Work instructions —
If a line in the records contains the string "content", show that line.

Data provided —
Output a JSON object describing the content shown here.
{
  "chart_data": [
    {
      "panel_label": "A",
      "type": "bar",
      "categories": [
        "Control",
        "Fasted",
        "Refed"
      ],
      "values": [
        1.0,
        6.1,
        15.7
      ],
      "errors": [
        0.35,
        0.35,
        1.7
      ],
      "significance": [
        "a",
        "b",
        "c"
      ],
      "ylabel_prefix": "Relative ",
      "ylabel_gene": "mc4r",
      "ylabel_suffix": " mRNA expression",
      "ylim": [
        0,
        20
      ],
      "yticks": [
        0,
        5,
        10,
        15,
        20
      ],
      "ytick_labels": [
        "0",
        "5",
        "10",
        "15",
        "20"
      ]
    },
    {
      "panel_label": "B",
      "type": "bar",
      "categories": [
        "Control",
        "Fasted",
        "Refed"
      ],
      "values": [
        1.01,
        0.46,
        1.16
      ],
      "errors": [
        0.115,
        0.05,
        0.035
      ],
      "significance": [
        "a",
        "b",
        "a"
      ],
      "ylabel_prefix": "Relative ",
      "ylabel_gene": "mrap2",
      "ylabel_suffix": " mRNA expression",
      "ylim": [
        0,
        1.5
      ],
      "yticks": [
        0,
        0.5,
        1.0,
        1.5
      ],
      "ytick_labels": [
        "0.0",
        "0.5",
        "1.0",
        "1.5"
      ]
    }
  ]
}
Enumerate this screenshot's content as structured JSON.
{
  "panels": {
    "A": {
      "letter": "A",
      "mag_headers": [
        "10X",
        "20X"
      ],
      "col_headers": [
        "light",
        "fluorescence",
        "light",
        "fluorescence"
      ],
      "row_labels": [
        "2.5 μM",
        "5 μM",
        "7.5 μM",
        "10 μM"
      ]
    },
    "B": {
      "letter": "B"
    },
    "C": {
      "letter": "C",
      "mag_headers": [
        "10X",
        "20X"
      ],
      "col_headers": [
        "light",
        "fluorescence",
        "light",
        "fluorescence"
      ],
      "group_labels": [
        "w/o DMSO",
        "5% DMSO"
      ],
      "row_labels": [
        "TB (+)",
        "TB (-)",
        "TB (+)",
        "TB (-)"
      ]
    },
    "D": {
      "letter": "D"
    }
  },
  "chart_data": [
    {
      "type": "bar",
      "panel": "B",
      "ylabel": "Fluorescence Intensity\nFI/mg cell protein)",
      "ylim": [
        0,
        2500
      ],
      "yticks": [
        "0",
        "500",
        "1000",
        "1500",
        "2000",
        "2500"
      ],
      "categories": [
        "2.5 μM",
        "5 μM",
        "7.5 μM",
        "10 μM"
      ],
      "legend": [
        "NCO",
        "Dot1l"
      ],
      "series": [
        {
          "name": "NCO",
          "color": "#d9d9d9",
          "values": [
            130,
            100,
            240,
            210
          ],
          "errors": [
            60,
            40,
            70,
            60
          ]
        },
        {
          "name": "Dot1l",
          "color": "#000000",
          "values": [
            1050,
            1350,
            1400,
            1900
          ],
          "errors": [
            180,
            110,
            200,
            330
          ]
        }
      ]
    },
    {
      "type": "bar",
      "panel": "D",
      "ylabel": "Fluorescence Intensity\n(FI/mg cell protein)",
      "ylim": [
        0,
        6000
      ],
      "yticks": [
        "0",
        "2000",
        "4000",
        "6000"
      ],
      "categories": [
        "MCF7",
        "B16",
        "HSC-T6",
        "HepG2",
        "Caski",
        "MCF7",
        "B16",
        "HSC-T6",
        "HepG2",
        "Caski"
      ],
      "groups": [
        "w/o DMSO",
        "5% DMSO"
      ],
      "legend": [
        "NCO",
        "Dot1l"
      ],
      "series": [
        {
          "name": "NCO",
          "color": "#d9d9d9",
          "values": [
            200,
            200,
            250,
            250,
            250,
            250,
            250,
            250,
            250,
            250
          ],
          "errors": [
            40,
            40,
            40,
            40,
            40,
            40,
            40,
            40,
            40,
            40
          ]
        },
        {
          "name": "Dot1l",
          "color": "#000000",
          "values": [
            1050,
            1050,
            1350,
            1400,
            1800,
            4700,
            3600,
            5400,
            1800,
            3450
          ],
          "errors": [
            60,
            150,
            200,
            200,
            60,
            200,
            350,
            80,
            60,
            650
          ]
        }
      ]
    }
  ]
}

Response to this exercise —
Output a JSON object describing the content shown here.
Enumerate this screenshot's content as structured JSON.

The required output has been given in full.